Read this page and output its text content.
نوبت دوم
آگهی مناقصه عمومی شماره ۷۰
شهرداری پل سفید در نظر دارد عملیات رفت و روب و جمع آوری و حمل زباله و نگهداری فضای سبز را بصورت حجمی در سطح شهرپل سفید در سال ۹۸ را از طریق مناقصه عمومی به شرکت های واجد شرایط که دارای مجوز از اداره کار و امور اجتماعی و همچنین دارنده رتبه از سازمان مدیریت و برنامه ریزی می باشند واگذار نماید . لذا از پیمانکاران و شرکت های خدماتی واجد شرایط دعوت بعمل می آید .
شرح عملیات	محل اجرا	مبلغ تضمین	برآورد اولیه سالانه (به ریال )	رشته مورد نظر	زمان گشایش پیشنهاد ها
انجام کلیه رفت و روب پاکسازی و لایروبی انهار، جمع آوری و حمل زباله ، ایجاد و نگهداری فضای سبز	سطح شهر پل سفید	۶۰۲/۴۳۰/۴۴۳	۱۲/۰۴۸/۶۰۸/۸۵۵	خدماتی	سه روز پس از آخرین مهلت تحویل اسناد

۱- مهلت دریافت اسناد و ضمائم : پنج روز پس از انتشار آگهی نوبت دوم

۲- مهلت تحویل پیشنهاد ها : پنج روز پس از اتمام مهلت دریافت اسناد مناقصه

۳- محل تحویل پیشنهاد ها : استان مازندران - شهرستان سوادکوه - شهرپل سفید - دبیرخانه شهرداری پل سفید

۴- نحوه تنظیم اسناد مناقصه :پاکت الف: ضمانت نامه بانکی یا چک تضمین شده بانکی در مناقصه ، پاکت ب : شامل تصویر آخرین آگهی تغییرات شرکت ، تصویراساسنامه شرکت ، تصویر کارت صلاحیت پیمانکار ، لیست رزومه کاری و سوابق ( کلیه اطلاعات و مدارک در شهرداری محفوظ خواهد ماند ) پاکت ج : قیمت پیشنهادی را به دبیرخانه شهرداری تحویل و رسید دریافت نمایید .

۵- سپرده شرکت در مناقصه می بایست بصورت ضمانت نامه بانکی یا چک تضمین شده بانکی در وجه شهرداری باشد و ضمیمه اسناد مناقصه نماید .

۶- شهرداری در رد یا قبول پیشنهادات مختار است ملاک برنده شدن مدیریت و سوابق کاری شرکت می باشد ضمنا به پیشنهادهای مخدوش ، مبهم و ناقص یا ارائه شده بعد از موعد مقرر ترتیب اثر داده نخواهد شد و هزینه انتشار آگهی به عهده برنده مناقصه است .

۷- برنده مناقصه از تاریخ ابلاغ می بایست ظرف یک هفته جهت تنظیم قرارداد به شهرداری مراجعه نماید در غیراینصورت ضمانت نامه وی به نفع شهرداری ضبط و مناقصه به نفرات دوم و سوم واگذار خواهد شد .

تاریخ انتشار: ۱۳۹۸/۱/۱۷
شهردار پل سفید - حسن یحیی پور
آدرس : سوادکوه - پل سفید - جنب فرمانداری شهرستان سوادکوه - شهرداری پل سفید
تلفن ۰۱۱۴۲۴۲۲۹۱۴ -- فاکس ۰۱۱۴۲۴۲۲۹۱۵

> [WHAT IS BEING ASKED]: Only the number is wanted: how many lines in the data include the word "آخرین"?

> [FINAL RESULT]: 2